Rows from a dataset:
______________________________

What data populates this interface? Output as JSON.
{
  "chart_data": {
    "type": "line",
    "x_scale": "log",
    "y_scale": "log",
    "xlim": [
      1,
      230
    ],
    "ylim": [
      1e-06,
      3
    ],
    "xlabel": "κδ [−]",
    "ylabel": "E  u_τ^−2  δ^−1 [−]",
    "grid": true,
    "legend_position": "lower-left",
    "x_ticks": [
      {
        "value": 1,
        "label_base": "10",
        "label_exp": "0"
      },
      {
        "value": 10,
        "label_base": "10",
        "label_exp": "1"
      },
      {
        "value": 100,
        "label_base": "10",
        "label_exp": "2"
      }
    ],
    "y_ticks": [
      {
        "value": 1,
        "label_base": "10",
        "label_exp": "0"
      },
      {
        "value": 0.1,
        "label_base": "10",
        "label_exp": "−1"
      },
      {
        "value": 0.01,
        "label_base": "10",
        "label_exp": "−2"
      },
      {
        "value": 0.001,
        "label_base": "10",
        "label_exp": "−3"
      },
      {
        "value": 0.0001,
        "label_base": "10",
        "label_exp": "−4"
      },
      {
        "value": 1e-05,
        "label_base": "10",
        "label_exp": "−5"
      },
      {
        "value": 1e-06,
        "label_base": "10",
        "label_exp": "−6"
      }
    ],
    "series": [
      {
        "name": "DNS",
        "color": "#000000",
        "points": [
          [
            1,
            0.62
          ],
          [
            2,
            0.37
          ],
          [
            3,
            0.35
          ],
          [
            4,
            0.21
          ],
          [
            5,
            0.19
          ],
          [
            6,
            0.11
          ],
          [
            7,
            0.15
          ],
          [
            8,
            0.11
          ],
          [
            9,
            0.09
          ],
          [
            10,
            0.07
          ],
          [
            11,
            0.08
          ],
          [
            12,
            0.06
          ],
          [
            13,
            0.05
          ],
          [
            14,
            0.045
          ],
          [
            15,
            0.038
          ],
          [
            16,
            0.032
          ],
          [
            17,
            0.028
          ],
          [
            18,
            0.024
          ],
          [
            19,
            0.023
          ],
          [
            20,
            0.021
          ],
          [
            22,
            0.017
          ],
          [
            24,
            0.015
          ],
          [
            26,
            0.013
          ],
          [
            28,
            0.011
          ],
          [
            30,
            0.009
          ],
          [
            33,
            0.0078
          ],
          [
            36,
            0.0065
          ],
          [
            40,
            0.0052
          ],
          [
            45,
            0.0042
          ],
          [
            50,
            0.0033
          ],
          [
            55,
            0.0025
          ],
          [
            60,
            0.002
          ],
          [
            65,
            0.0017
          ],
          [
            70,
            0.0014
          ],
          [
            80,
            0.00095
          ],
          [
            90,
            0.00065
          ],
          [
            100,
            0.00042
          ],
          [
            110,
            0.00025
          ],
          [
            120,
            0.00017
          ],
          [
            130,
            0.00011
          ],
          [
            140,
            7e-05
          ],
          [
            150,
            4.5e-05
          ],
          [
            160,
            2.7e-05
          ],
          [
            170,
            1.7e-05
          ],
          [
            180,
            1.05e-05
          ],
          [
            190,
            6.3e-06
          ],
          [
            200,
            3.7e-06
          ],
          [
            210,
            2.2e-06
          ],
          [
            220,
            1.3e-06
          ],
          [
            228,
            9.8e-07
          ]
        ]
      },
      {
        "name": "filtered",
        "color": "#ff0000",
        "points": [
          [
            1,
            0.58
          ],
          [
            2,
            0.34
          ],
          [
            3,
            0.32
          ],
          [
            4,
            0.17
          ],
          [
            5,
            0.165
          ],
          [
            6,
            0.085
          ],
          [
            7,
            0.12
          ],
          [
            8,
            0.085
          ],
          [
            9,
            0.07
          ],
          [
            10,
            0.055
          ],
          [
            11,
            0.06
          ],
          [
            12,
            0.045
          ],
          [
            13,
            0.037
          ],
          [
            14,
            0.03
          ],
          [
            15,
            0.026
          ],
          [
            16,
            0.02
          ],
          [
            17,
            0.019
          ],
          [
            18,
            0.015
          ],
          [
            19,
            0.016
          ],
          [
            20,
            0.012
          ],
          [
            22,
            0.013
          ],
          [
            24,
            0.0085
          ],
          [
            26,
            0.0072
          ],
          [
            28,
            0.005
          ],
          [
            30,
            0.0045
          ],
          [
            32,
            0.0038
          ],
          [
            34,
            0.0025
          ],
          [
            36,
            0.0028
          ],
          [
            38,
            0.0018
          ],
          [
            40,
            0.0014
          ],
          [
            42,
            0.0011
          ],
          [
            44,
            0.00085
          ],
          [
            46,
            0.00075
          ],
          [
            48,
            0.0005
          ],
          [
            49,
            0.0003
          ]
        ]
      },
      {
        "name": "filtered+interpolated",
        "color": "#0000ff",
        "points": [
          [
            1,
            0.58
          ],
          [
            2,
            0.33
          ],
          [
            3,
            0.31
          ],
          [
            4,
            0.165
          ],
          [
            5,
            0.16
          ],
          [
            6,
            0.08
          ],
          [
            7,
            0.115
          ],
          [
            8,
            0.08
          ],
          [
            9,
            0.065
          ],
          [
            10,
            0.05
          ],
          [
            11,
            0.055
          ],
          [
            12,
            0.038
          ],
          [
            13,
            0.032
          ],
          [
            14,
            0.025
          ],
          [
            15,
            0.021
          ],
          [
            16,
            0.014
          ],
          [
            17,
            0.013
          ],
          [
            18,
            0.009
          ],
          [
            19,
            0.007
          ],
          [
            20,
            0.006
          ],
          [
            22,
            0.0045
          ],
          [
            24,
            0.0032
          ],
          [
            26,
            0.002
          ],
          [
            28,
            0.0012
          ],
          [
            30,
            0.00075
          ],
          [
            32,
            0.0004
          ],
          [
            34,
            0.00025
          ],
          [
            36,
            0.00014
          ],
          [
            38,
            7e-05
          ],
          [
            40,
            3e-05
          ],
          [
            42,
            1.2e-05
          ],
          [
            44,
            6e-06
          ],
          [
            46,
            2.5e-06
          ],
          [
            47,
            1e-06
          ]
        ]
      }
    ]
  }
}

______________________________

_Exercise_
Reproduce each entry above exactly, keeping every word.

_The completed task_
What data populates this interface? Output as JSON.
{
  "chart_data": {
    "type": "line",
    "x_scale": "log",
    "y_scale": "log",
    "xlim": [
      1,
      230
    ],
    "ylim": [
      1e-06,
      3
    ],
    "xlabel": "κδ [−]",
    "ylabel": "E  u_τ^−2  δ^−1 [−]",
    "grid": true,
    "legend_position": "lower-left",
    "x_ticks": [
      {
        "value": 1,
        "label_base": "10",
        "label_exp": "0"
      },
      {
        "value": 10,
        "label_base": "10",
        "label_exp": "1"
      },
      {
        "value": 100,
        "label_base": "10",
        "label_exp": "2"
      }
    ],
    "y_ticks": [
      {
        "value": 1,
        "label_base": "10",
        "label_exp": "0"
      },
      {
        "value": 0.1,
        "label_base": "10",
        "label_exp": "−1"
      },
      {
        "value": 0.01,
        "label_base": "10",
        "label_exp": "−2"
      },
      {
        "value": 0.001,
        "label_base": "10",
        "label_exp": "−3"
      },
      {
        "value": 0.0001,
        "label_base": "10",
        "label_exp": "−4"
      },
      {
        "value": 1e-05,
        "label_base": "10",
        "label_exp": "−5"
      },
      {
        "value": 1e-06,
        "label_base": "10",
        "label_exp": "−6"
      }
    ],
    "series": [
      {
        "name": "DNS",
        "color": "#000000",
        "points": [
          [
            1,
            0.62
          ],
          [
            2,
            0.37
          ],
          [
            3,
            0.35
          ],
          [
            4,
            0.21
          ],
          [
            5,
            0.19
          ],
          [
            6,
            0.11
          ],
          [
            7,
            0.15
          ],
          [
            8,
            0.11
          ],
          [
            9,
            0.09
          ],
          [
            10,
            0.07
          ],
          [
            11,
            0.08
          ],
          [
            12,
            0.06
          ],
          [
            13,
            0.05
          ],
          [
            14,
            0.045
          ],
          [
            15,
            0.038
          ],
          [
            16,
            0.032
          ],
          [
            17,
            0.028
          ],
          [
            18,
            0.024
          ],
          [
            19,
            0.023
          ],
          [
            20,
            0.021
          ],
          [
            22,
            0.017
          ],
          [
            24,
            0.015
          ],
          [
            26,
            0.013
          ],
          [
            28,
            0.011
          ],
          [
            30,
            0.009
          ],
          [
            33,
            0.0078
          ],
          [
            36,
            0.0065
          ],
          [
            40,
            0.0052
          ],
          [
            45,
            0.0042
          ],
          [
            50,
            0.0033
          ],
          [
            55,
            0.0025
          ],
          [
            60,
            0.002
          ],
          [
            65,
            0.0017
          ],
          [
            70,
            0.0014
          ],
          [
            80,
            0.00095
          ],
          [
            90,
            0.00065
          ],
          [
            100,
            0.00042
          ],
          [
            110,
            0.00025
          ],
          [
            120,
            0.00017
          ],
          [
            130,
            0.00011
          ],
          [
            140,
            7e-05
          ],
          [
            150,
            4.5e-05
          ],
          [
            160,
            2.7e-05
          ],
          [
            170,
            1.7e-05
          ],
          [
            180,
            1.05e-05
          ],
          [
            190,
            6.3e-06
          ],
          [
            200,
            3.7e-06
          ],
          [
            210,
            2.2e-06
          ],
          [
            220,
            1.3e-06
          ],
          [
            228,
            9.8e-07
          ]
        ]
      },
      {
        "name": "filtered",
        "color": "#ff0000",
        "points": [
          [
            1,
            0.58
          ],
          [
            2,
            0.34
          ],
          [
            3,
            0.32
          ],
          [
            4,
            0.17
          ],
          [
            5,
            0.165
          ],
          [
            6,
            0.085
          ],
          [
            7,
            0.12
          ],
          [
            8,
            0.085
          ],
          [
            9,
            0.07
          ],
          [
            10,
            0.055
          ],
          [
            11,
            0.06
          ],
          [
            12,
            0.045
          ],
          [
            13,
            0.037
          ],
          [
            14,
            0.03
          ],
          [
            15,
            0.026
          ],
          [
            16,
            0.02
          ],
          [
            17,
            0.019
          ],
          [
            18,
            0.015
          ],
          [
            19,
            0.016
          ],
          [
            20,
            0.012
          ],
          [
            22,
            0.013
          ],
          [
            24,
            0.0085
          ],
          [
            26,
            0.0072
          ],
          [
            28,
            0.005
          ],
          [
            30,
            0.0045
          ],
          [
            32,
            0.0038
          ],
          [
            34,
            0.0025
          ],
          [
            36,
            0.0028
          ],
          [
            38,
            0.0018
          ],
          [
            40,
            0.0014
          ],
          [
            42,
            0.0011
          ],
          [
            44,
            0.00085
          ],
          [
            46,
            0.00075
          ],
          [
            48,
            0.0005
          ],
          [
            49,
            0.0003
          ]
        ]
      },
      {
        "name": "filtered+interpolated",
        "color": "#0000ff",
        "points": [
          [
            1,
            0.58
          ],
          [
            2,
            0.33
          ],
          [
            3,
            0.31
          ],
          [
            4,
            0.165
          ],
          [
            5,
            0.16
          ],
          [
            6,
            0.08
          ],
          [
            7,
            0.115
          ],
          [
            8,
            0.08
          ],
          [
            9,
            0.065
          ],
          [
            10,
            0.05
          ],
          [
            11,
            0.055
          ],
          [
            12,
            0.038
          ],
          [
            13,
            0.032
          ],
          [
            14,
            0.025
          ],
          [
            15,
            0.021
          ],
          [
            16,
            0.014
          ],
          [
            17,
            0.013
          ],
          [
            18,
            0.009
          ],
          [
            19,
            0.007
          ],
          [
            20,
            0.006
          ],
          [
            22,
            0.0045
          ],
          [
            24,
            0.0032
          ],
          [
            26,
            0.002
          ],
          [
            28,
            0.0012
          ],
          [
            30,
            0.00075
          ],
          [
            32,
            0.0004
          ],
          [
            34,
            0.00025
          ],
          [
            36,
            0.00014
          ],
          [
            38,
            7e-05
          ],
          [
            40,
            3e-05
          ],
          [
            42,
            1.2e-05
          ],
          [
            44,
            6e-06
          ],
          [
            46,
            2.5e-06
          ],
          [
            47,
            1e-06
          ]
        ]
      }
    ]
  }
}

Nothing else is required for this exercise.